## Instructions for the task:
Transcribe the listing in full, excluding any pictures.

## Stored rows:

----------

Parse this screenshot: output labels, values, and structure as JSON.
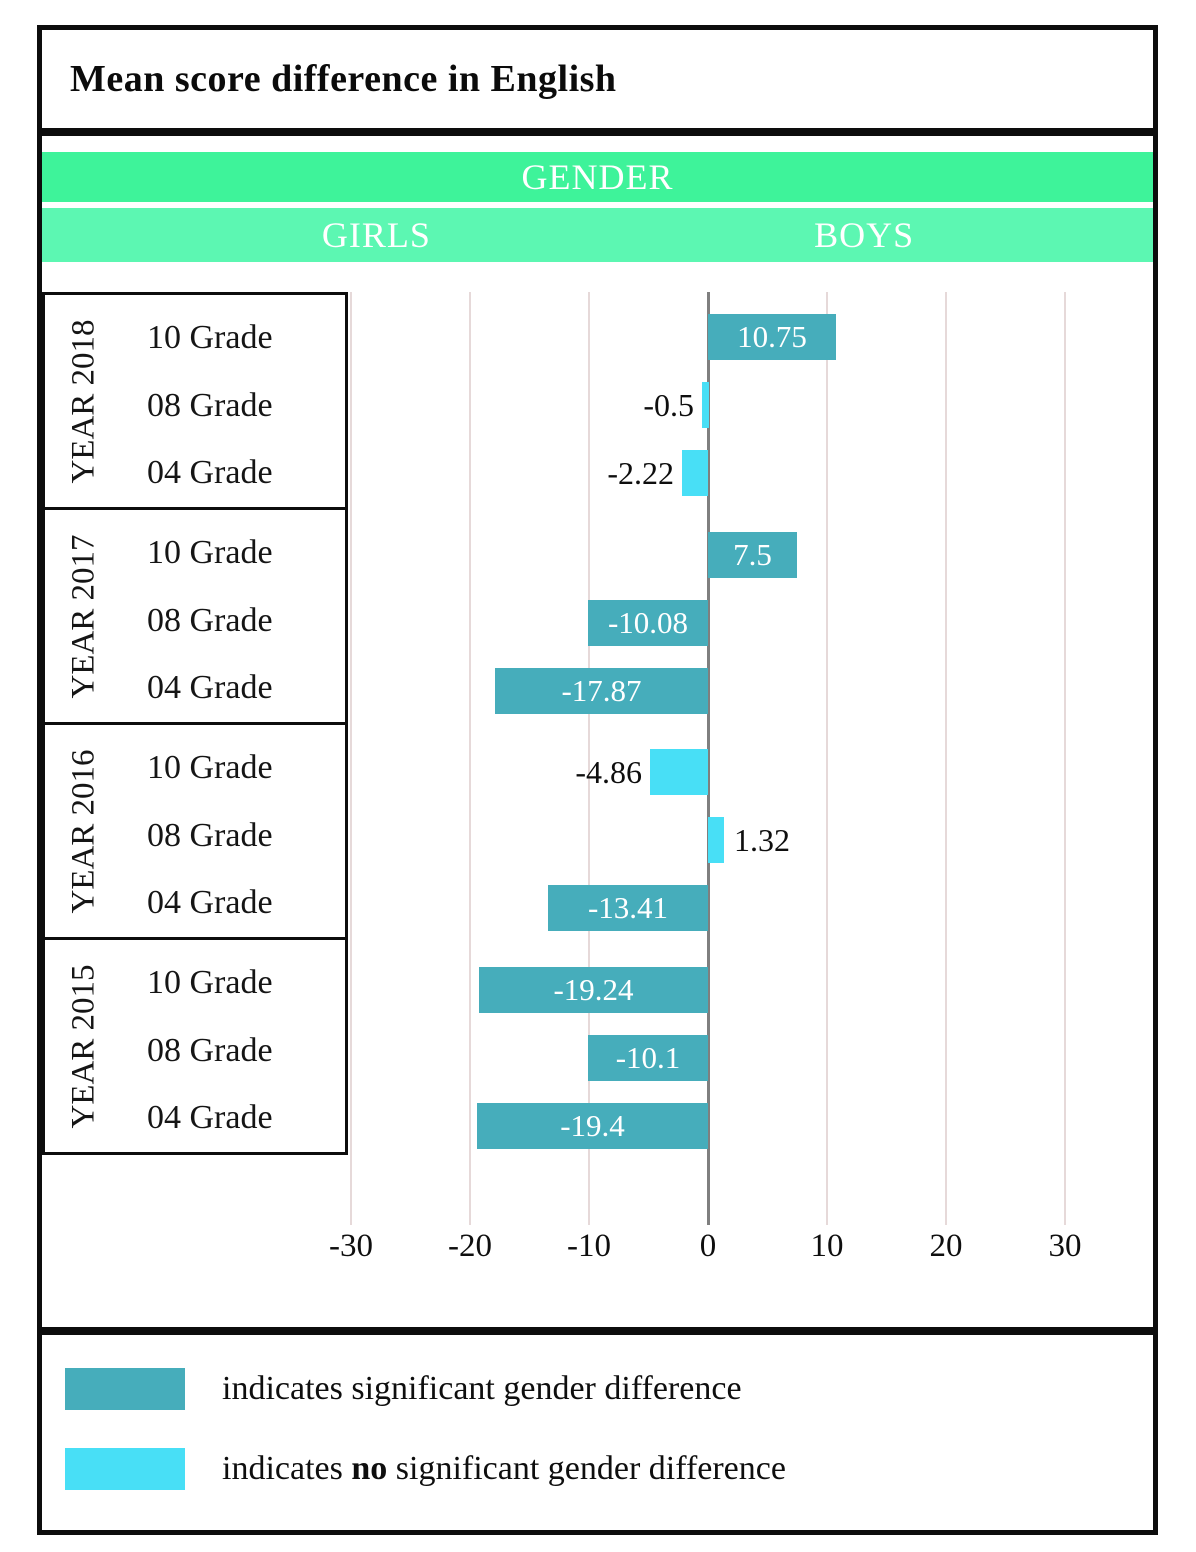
{
  "title": "Mean score difference in English",
  "header": {
    "gender_label": "GENDER",
    "girls_label": "GIRLS",
    "boys_label": "BOYS"
  },
  "colors": {
    "significant": "#46adbb",
    "not_significant": "#48dff6",
    "band_gender": "#3ef39a",
    "band_sides": "#5cf7b2",
    "gridline": "#e6d9d9",
    "zero_line": "#7f7f7f"
  },
  "chart_data": {
    "type": "bar",
    "orientation": "horizontal",
    "title": "Mean score difference in English",
    "xlim": [
      -30,
      30
    ],
    "ticks": [
      -30,
      -20,
      -10,
      0,
      10,
      20,
      30
    ],
    "grid": true,
    "groups": [
      {
        "year": "YEAR 2018",
        "rows": [
          {
            "grade": "10 Grade",
            "value": 10.75,
            "label": "10.75",
            "significant": true
          },
          {
            "grade": "08 Grade",
            "value": -0.5,
            "label": "-0.5",
            "significant": false
          },
          {
            "grade": "04 Grade",
            "value": -2.22,
            "label": "-2.22",
            "significant": false
          }
        ]
      },
      {
        "year": "YEAR 2017",
        "rows": [
          {
            "grade": "10 Grade",
            "value": 7.5,
            "label": "7.5",
            "significant": true
          },
          {
            "grade": "08 Grade",
            "value": -10.08,
            "label": "-10.08",
            "significant": true
          },
          {
            "grade": "04 Grade",
            "value": -17.87,
            "label": "-17.87",
            "significant": true
          }
        ]
      },
      {
        "year": "YEAR 2016",
        "rows": [
          {
            "grade": "10 Grade",
            "value": -4.86,
            "label": "-4.86",
            "significant": false
          },
          {
            "grade": "08 Grade",
            "value": 1.32,
            "label": "1.32",
            "significant": false
          },
          {
            "grade": "04 Grade",
            "value": -13.41,
            "label": "-13.41",
            "significant": true
          }
        ]
      },
      {
        "year": "YEAR 2015",
        "rows": [
          {
            "grade": "10 Grade",
            "value": -19.24,
            "label": "-19.24",
            "significant": true
          },
          {
            "grade": "08 Grade",
            "value": -10.1,
            "label": "-10.1",
            "significant": true
          },
          {
            "grade": "04 Grade",
            "value": -19.4,
            "label": "-19.4",
            "significant": true
          }
        ]
      }
    ]
  },
  "legend": {
    "significant_text": "indicates significant gender difference",
    "not_significant_prefix": "indicates ",
    "not_significant_bold": "no",
    "not_significant_suffix": " significant gender difference"
  }
}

----------

## The response:
Parse this screenshot: output labels, values, and structure as JSON.
{
  "title": "Mean score difference in English",
  "header": {
    "gender_label": "GENDER",
    "girls_label": "GIRLS",
    "boys_label": "BOYS"
  },
  "colors": {
    "significant": "#46adbb",
    "not_significant": "#48dff6",
    "band_gender": "#3ef39a",
    "band_sides": "#5cf7b2",
    "gridline": "#e6d9d9",
    "zero_line": "#7f7f7f"
  },
  "chart_data": {
    "type": "bar",
    "orientation": "horizontal",
    "title": "Mean score difference in English",
    "xlim": [
      -30,
      30
    ],
    "ticks": [
      -30,
      -20,
      -10,
      0,
      10,
      20,
      30
    ],
    "grid": true,
    "groups": [
      {
        "year": "YEAR 2018",
        "rows": [
          {
            "grade": "10 Grade",
            "value": 10.75,
            "label": "10.75",
            "significant": true
          },
          {
            "grade": "08 Grade",
            "value": -0.5,
            "label": "-0.5",
            "significant": false
          },
          {
            "grade": "04 Grade",
            "value": -2.22,
            "label": "-2.22",
            "significant": false
          }
        ]
      },
      {
        "year": "YEAR 2017",
        "rows": [
          {
            "grade": "10 Grade",
            "value": 7.5,
            "label": "7.5",
            "significant": true
          },
          {
            "grade": "08 Grade",
            "value": -10.08,
            "label": "-10.08",
            "significant": true
          },
          {
            "grade": "04 Grade",
            "value": -17.87,
            "label": "-17.87",
            "significant": true
          }
        ]
      },
      {
        "year": "YEAR 2016",
        "rows": [
          {
            "grade": "10 Grade",
            "value": -4.86,
            "label": "-4.86",
            "significant": false
          },
          {
            "grade": "08 Grade",
            "value": 1.32,
            "label": "1.32",
            "significant": false
          },
          {
            "grade": "04 Grade",
            "value": -13.41,
            "label": "-13.41",
            "significant": true
          }
        ]
      },
      {
        "year": "YEAR 2015",
        "rows": [
          {
            "grade": "10 Grade",
            "value": -19.24,
            "label": "-19.24",
            "significant": true
          },
          {
            "grade": "08 Grade",
            "value": -10.1,
            "label": "-10.1",
            "significant": true
          },
          {
            "grade": "04 Grade",
            "value": -19.4,
            "label": "-19.4",
            "significant": true
          }
        ]
      }
    ]
  },
  "legend": {
    "significant_text": "indicates significant gender difference",
    "not_significant_prefix": "indicates ",
    "not_significant_bold": "no",
    "not_significant_suffix": " significant gender difference"
  }
}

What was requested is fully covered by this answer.